** Objective **
Return the complete listing that follows, with each line reproduced exactly.

** Given entries **
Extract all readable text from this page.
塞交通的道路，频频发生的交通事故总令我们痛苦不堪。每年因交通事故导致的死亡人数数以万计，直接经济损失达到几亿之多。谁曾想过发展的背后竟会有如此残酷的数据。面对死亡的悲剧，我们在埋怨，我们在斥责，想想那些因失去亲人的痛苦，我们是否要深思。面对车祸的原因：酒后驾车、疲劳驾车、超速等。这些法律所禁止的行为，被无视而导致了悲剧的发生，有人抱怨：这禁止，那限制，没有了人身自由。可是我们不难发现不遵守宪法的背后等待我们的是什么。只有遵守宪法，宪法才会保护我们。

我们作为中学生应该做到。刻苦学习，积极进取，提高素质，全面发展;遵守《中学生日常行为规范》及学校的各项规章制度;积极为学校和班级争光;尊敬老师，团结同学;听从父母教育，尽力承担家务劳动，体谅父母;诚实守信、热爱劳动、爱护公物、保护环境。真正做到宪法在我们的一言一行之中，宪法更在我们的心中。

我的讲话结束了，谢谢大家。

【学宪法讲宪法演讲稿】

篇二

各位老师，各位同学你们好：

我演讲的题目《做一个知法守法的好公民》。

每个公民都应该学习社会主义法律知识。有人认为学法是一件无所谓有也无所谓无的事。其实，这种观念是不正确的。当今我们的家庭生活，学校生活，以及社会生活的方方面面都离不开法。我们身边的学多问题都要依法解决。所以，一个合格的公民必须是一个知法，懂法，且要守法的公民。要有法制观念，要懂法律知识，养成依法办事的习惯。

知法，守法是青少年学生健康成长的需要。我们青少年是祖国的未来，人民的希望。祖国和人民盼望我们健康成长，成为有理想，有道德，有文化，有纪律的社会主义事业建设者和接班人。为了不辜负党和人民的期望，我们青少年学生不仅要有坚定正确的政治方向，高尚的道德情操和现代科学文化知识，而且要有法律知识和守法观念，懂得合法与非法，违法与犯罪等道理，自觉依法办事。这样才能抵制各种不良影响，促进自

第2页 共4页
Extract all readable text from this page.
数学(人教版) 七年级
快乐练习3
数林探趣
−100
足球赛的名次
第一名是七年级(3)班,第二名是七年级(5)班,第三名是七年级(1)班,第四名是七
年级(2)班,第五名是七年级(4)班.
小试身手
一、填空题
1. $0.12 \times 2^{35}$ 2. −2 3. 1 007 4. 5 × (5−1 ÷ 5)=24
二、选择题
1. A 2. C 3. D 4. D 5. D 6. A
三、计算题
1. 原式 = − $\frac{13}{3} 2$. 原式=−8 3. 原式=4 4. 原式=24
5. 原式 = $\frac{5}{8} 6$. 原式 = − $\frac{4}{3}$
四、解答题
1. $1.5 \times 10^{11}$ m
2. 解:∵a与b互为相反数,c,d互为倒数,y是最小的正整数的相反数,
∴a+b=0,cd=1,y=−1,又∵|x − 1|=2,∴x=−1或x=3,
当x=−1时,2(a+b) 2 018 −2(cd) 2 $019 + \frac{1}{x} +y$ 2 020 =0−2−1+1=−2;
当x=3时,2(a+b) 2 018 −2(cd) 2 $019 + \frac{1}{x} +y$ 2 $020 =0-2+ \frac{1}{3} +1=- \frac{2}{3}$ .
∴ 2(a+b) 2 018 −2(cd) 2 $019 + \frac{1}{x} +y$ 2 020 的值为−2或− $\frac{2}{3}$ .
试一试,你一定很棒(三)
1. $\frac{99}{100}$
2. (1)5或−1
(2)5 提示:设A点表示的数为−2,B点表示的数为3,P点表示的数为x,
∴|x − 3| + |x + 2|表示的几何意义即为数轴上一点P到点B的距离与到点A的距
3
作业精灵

** Answer to this exercise **
Extract all readable text from this page.
塞交通的道路，频频发生的交通事故总令我们痛苦不堪。每年因交通事故导致的死亡人数数以万计，直接经济损失达到几亿之多。谁曾想过发展的背后竟会有如此残酷的数据。面对死亡的悲剧，我们在埋怨，我们在斥责，想想那些因失去亲人的痛苦，我们是否要深思。面对车祸的原因：酒后驾车、疲劳驾车、超速等。这些法律所禁止的行为，被无视而导致了悲剧的发生，有人抱怨：这禁止，那限制，没有了人身自由。可是我们不难发现不遵守宪法的背后等待我们的是什么。只有遵守宪法，宪法才会保护我们。

我们作为中学生应该做到。刻苦学习，积极进取，提高素质，全面发展;遵守《中学生日常行为规范》及学校的各项规章制度;积极为学校和班级争光;尊敬老师，团结同学;听从父母教育，尽力承担家务劳动，体谅父母;诚实守信、热爱劳动、爱护公物、保护环境。真正做到宪法在我们的一言一行之中，宪法更在我们的心中。

我的讲话结束了，谢谢大家。

【学宪法讲宪法演讲稿】

篇二

各位老师，各位同学你们好：

我演讲的题目《做一个知法守法的好公民》。

每个公民都应该学习社会主义法律知识。有人认为学法是一件无所谓有也无所谓无的事。其实，这种观念是不正确的。当今我们的家庭生活，学校生活，以及社会生活的方方面面都离不开法。我们身边的学多问题都要依法解决。所以，一个合格的公民必须是一个知法，懂法，且要守法的公民。要有法制观念，要懂法律知识，养成依法办事的习惯。

知法，守法是青少年学生健康成长的需要。我们青少年是祖国的未来，人民的希望。祖国和人民盼望我们健康成长，成为有理想，有道德，有文化，有纪律的社会主义事业建设者和接班人。为了不辜负党和人民的期望，我们青少年学生不仅要有坚定正确的政治方向，高尚的道德情操和现代科学文化知识，而且要有法律知识和守法观念，懂得合法与非法，违法与犯罪等道理，自觉依法办事。这样才能抵制各种不良影响，促进自

第2页 共4页
Extract all readable text from this page.
数学(人教版) 七年级
快乐练习3
数林探趣
−100
足球赛的名次
第一名是七年级(3)班,第二名是七年级(5)班,第三名是七年级(1)班,第四名是七
年级(2)班,第五名是七年级(4)班.
小试身手
一、填空题
1. $0.12 \times 2^{35}$ 2. −2 3. 1 007 4. 5 × (5−1 ÷ 5)=24
二、选择题
1. A 2. C 3. D 4. D 5. D 6. A
三、计算题
1. 原式 = − $\frac{13}{3} 2$. 原式=−8 3. 原式=4 4. 原式=24
5. 原式 = $\frac{5}{8} 6$. 原式 = − $\frac{4}{3}$
四、解答题
1. $1.5 \times 10^{11}$ m
2. 解:∵a与b互为相反数,c,d互为倒数,y是最小的正整数的相反数,
∴a+b=0,cd=1,y=−1,又∵|x − 1|=2,∴x=−1或x=3,
当x=−1时,2(a+b) 2 018 −2(cd) 2 $019 + \frac{1}{x} +y$ 2 020 =0−2−1+1=−2;
当x=3时,2(a+b) 2 018 −2(cd) 2 $019 + \frac{1}{x} +y$ 2 $020 =0-2+ \frac{1}{3} +1=- \frac{2}{3}$ .
∴ 2(a+b) 2 018 −2(cd) 2 $019 + \frac{1}{x} +y$ 2 020 的值为−2或− $\frac{2}{3}$ .
试一试,你一定很棒(三)
1. $\frac{99}{100}$
2. (1)5或−1
(2)5 提示:设A点表示的数为−2,B点表示的数为3,P点表示的数为x,
∴|x − 3| + |x + 2|表示的几何意义即为数轴上一点P到点B的距离与到点A的距
3
作业精灵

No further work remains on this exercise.